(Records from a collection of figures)
────────────────────
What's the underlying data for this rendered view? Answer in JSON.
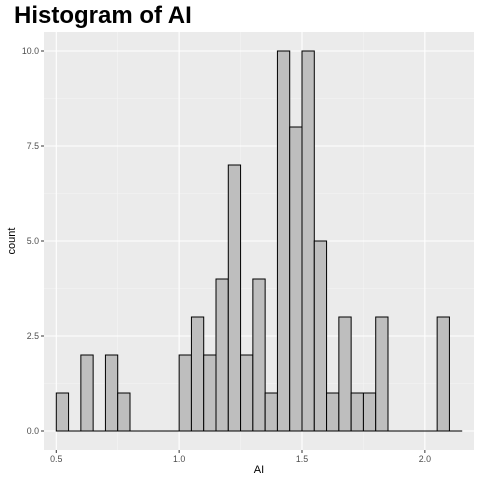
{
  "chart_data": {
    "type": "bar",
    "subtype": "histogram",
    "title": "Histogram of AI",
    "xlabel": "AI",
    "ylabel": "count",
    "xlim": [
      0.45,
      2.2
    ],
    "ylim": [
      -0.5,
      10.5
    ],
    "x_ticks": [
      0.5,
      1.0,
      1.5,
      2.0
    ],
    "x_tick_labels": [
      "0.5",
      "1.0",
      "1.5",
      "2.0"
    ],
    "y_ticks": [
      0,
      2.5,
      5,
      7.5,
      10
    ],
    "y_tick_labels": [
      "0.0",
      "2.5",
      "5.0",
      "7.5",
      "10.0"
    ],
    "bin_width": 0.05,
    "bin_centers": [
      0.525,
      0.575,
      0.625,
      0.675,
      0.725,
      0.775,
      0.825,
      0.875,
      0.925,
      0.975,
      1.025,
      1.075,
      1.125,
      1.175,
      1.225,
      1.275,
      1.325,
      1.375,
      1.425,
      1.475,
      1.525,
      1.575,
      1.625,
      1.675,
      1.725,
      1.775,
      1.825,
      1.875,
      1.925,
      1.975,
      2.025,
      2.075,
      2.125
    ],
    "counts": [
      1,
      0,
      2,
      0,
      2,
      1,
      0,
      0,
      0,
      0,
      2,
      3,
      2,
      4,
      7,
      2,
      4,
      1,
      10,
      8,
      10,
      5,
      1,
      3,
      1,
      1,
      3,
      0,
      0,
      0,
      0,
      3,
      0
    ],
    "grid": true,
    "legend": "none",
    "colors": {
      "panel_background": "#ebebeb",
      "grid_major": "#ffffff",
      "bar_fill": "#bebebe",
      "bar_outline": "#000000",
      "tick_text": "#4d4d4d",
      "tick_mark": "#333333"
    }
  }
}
────────────────────
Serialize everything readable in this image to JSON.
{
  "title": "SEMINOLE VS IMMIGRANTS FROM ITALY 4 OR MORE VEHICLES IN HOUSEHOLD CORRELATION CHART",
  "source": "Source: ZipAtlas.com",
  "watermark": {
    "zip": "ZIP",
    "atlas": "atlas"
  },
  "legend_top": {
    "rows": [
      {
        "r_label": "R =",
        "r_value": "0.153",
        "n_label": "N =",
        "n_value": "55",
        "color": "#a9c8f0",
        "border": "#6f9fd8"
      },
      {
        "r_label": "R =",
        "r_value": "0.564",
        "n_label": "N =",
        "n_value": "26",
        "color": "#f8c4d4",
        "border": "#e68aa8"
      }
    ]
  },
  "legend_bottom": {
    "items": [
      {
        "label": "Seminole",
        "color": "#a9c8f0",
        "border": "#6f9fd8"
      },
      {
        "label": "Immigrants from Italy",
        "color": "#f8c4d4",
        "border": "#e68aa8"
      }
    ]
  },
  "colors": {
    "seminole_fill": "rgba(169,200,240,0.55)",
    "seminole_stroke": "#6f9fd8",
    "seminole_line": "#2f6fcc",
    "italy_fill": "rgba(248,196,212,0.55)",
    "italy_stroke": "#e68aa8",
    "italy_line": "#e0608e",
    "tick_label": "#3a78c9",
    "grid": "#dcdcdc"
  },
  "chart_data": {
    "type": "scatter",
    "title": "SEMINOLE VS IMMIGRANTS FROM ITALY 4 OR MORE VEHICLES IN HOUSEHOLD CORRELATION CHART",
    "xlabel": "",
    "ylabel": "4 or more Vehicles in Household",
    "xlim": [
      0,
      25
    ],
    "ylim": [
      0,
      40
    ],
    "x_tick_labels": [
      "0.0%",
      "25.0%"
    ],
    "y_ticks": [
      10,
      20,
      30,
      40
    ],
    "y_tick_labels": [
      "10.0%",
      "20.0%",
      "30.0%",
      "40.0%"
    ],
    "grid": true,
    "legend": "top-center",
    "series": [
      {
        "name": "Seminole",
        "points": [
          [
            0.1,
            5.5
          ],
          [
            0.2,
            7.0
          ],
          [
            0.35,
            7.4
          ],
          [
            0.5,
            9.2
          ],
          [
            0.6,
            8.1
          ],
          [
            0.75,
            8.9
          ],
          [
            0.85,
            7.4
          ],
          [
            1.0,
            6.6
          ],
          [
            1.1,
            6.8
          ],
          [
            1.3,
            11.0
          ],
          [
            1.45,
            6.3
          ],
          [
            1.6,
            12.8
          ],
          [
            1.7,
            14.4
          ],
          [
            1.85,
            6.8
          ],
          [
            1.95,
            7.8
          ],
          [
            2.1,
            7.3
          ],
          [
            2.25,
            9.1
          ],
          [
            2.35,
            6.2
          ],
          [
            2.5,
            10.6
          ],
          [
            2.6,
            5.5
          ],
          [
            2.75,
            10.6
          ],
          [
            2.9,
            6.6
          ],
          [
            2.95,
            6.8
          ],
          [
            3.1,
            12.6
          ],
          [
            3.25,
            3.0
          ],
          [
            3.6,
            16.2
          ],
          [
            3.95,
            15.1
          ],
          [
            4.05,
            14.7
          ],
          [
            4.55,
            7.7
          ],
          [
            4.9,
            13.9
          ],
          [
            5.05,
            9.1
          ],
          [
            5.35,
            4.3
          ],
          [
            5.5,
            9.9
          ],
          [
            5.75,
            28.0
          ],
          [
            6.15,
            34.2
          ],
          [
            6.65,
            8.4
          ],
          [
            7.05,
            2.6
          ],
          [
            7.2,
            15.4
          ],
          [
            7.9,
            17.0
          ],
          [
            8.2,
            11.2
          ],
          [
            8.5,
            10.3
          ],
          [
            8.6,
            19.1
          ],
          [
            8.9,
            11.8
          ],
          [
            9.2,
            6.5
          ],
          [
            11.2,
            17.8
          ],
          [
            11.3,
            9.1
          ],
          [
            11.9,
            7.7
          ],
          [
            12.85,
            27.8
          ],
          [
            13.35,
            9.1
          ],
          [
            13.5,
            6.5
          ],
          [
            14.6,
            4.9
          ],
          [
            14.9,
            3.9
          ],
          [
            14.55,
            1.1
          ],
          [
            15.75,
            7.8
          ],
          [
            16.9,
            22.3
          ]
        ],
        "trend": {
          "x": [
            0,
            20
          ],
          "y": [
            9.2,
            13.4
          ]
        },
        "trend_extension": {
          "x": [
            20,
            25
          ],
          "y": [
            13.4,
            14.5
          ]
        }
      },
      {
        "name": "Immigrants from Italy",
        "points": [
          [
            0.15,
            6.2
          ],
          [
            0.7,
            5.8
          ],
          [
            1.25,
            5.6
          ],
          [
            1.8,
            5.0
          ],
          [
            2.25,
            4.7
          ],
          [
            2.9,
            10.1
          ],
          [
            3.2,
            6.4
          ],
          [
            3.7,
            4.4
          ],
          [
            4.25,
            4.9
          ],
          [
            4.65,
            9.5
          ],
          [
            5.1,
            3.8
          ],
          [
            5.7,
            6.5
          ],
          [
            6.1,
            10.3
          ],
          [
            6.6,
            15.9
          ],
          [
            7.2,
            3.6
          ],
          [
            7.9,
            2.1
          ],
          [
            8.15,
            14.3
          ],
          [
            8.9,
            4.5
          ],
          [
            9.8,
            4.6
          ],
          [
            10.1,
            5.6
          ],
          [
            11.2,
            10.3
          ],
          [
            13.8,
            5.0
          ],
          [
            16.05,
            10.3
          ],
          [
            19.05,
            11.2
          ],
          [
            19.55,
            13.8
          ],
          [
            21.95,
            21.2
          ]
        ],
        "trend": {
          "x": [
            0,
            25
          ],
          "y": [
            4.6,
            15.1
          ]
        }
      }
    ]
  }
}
────────────────────
Copy all lines from the entries that contain the word "name".

- EXERCISE ANSWER -
        "name": "Seminole",
        "name": "Immigrants from Italy",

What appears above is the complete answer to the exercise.